AVAILABLE DATA
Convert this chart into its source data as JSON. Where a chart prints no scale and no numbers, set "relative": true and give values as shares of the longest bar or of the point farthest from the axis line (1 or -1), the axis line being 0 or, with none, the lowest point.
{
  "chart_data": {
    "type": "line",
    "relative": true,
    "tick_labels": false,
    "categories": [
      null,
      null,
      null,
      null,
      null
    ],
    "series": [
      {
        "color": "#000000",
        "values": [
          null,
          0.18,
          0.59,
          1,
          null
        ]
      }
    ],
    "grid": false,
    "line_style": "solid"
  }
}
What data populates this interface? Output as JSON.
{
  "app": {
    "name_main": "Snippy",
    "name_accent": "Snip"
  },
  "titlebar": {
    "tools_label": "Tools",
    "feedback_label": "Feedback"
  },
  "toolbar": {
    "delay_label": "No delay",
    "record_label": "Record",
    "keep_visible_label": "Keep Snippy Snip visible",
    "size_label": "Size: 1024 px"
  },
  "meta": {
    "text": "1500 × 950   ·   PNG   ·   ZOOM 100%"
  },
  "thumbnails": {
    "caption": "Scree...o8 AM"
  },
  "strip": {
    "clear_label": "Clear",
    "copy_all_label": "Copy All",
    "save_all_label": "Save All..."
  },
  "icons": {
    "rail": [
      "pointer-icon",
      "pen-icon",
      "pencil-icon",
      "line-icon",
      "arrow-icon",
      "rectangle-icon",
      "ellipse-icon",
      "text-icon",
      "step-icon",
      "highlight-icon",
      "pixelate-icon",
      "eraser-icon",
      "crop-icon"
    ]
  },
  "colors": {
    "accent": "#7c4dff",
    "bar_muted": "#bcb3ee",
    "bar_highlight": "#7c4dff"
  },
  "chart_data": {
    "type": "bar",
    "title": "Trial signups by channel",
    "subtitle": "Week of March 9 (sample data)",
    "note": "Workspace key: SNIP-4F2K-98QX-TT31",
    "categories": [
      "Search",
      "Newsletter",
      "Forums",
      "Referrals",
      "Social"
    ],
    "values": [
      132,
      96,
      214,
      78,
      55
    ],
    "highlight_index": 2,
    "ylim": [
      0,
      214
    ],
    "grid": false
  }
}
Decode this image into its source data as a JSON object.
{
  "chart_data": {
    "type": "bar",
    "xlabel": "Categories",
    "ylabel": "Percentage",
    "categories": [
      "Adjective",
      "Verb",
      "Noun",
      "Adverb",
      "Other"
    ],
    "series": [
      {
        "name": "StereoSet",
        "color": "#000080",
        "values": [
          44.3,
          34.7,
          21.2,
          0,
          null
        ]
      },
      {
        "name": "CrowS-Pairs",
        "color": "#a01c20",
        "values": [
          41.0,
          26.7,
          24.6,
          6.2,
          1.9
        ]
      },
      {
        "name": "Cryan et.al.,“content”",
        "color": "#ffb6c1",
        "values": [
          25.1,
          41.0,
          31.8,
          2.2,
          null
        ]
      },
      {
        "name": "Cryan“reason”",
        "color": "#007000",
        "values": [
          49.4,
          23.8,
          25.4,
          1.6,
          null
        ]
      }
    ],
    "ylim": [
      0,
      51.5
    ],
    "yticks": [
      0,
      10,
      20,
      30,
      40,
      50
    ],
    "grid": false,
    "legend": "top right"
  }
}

TASK DETAILS
Print the records above in full, exactly.

WRITTEN ANSWER
Convert this chart into its source data as JSON. Where a chart prints no scale and no numbers, set "relative": true and give values as shares of the longest bar or of the point farthest from the axis line (1 or -1), the axis line being 0 or, with none, the lowest point.
{
  "chart_data": {
    "type": "line",
    "relative": true,
    "tick_labels": false,
    "categories": [
      null,
      null,
      null,
      null,
      null
    ],
    "series": [
      {
        "color": "#000000",
        "values": [
          null,
          0.18,
          0.59,
          1,
          null
        ]
      }
    ],
    "grid": false,
    "line_style": "solid"
  }
}
What data populates this interface? Output as JSON.
{
  "app": {
    "name_main": "Snippy",
    "name_accent": "Snip"
  },
  "titlebar": {
    "tools_label": "Tools",
    "feedback_label": "Feedback"
  },
  "toolbar": {
    "delay_label": "No delay",
    "record_label": "Record",
    "keep_visible_label": "Keep Snippy Snip visible",
    "size_label": "Size: 1024 px"
  },
  "meta": {
    "text": "1500 × 950   ·   PNG   ·   ZOOM 100%"
  },
  "thumbnails": {
    "caption": "Scree...o8 AM"
  },
  "strip": {
    "clear_label": "Clear",
    "copy_all_label": "Copy All",
    "save_all_label": "Save All..."
  },
  "icons": {
    "rail": [
      "pointer-icon",
      "pen-icon",
      "pencil-icon",
      "line-icon",
      "arrow-icon",
      "rectangle-icon",
      "ellipse-icon",
      "text-icon",
      "step-icon",
      "highlight-icon",
      "pixelate-icon",
      "eraser-icon",
      "crop-icon"
    ]
  },
  "colors": {
    "accent": "#7c4dff",
    "bar_muted": "#bcb3ee",
    "bar_highlight": "#7c4dff"
  },
  "chart_data": {
    "type": "bar",
    "title": "Trial signups by channel",
    "subtitle": "Week of March 9 (sample data)",
    "note": "Workspace key: SNIP-4F2K-98QX-TT31",
    "categories": [
      "Search",
      "Newsletter",
      "Forums",
      "Referrals",
      "Social"
    ],
    "values": [
      132,
      96,
      214,
      78,
      55
    ],
    "highlight_index": 2,
    "ylim": [
      0,
      214
    ],
    "grid": false
  }
}
Decode this image into its source data as a JSON object.
{
  "chart_data": {
    "type": "bar",
    "xlabel": "Categories",
    "ylabel": "Percentage",
    "categories": [
      "Adjective",
      "Verb",
      "Noun",
      "Adverb",
      "Other"
    ],
    "series": [
      {
        "name": "StereoSet",
        "color": "#000080",
        "values": [
          44.3,
          34.7,
          21.2,
          0,
          null
        ]
      },
      {
        "name": "CrowS-Pairs",
        "color": "#a01c20",
        "values": [
          41.0,
          26.7,
          24.6,
          6.2,
          1.9
        ]
      },
      {
        "name": "Cryan et.al.,“content”",
        "color": "#ffb6c1",
        "values": [
          25.1,
          41.0,
          31.8,
          2.2,
          null
        ]
      },
      {
        "name": "Cryan“reason”",
        "color": "#007000",
        "values": [
          49.4,
          23.8,
          25.4,
          1.6,
          null
        ]
      }
    ],
    "ylim": [
      0,
      51.5
    ],
    "yticks": [
      0,
      10,
      20,
      30,
      40,
      50
    ],
    "grid": false,
    "legend": "top right"
  }
}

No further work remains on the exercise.